Data for processing:
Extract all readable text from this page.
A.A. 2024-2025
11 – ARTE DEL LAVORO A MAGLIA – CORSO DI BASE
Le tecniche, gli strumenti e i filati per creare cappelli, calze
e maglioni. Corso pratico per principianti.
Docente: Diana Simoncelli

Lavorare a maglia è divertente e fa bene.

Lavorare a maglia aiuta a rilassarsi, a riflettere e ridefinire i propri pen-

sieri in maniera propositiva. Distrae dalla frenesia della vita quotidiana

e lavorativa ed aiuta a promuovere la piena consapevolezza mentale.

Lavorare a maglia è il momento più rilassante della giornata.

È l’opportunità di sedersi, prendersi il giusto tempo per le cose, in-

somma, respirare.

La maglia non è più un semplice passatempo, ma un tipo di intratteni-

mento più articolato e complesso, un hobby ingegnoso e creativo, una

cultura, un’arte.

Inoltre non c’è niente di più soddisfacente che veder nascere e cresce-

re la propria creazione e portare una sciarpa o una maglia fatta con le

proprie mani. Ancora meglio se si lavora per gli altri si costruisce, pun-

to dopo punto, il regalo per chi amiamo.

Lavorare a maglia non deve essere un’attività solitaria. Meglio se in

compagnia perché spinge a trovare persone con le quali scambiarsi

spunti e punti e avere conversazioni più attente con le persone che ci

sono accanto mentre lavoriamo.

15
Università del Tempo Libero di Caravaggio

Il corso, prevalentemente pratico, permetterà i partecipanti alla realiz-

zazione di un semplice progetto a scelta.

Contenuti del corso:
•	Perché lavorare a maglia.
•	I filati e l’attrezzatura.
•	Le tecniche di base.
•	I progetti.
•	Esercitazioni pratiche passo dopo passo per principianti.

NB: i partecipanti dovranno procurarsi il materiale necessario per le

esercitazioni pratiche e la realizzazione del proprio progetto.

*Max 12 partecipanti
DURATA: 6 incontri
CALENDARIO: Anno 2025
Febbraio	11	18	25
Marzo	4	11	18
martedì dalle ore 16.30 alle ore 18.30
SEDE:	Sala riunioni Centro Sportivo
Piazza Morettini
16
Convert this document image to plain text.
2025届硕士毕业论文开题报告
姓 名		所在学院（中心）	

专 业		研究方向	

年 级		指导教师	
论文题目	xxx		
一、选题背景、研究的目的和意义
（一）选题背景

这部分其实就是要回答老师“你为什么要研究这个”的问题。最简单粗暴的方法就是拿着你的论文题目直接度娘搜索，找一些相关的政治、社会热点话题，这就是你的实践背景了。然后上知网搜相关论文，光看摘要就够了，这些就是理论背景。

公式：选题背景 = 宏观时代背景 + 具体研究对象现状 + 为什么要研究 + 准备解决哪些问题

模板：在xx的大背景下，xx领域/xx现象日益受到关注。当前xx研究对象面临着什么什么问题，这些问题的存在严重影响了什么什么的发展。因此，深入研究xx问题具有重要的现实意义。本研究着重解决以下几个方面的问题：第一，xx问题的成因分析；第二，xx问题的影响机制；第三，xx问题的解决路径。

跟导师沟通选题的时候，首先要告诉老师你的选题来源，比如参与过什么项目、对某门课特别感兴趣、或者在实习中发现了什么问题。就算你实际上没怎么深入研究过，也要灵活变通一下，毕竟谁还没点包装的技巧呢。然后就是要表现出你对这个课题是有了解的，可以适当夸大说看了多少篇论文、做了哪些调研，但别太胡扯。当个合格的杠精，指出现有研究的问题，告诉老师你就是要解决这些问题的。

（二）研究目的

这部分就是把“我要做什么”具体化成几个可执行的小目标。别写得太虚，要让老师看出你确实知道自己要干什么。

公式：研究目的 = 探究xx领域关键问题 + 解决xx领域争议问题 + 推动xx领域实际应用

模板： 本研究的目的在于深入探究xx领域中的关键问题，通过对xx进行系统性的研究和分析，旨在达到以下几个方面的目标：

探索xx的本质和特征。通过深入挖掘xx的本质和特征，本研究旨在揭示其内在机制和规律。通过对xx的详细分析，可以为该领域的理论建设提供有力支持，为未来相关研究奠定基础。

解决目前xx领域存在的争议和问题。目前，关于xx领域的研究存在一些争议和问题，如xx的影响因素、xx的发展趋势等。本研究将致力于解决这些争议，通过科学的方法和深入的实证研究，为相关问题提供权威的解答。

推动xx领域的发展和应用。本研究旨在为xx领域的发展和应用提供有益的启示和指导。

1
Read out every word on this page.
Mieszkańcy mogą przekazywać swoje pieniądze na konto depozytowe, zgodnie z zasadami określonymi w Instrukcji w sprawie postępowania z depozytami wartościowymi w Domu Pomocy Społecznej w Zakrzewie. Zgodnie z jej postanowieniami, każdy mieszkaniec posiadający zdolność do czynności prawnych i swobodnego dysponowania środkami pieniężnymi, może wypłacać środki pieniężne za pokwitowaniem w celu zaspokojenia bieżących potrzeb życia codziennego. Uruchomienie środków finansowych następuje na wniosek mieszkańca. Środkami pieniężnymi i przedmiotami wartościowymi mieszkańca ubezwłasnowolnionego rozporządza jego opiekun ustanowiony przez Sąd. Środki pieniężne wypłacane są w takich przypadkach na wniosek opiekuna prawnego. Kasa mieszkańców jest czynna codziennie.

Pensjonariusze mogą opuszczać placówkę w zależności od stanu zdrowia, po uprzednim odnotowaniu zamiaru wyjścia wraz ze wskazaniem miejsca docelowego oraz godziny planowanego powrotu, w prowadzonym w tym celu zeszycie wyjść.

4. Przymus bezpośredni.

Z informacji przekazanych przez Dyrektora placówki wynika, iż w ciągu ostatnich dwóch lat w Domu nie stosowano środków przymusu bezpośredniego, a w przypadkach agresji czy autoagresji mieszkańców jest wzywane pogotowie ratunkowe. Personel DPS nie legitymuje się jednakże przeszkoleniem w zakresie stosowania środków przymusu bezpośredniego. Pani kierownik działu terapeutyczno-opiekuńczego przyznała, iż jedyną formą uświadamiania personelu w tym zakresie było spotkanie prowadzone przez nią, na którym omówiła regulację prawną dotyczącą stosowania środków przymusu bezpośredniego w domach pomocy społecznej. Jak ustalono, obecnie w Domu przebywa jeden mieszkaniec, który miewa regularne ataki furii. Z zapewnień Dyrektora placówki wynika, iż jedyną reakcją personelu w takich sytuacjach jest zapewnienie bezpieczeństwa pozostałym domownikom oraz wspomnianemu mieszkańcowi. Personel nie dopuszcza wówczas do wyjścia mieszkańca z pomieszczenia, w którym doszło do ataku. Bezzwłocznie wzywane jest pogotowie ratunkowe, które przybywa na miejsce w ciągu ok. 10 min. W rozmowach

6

Directions for this task:
Check each line of the listing above for the string "tecniche", then report only how many lines have it.

Solution to the exercise:
2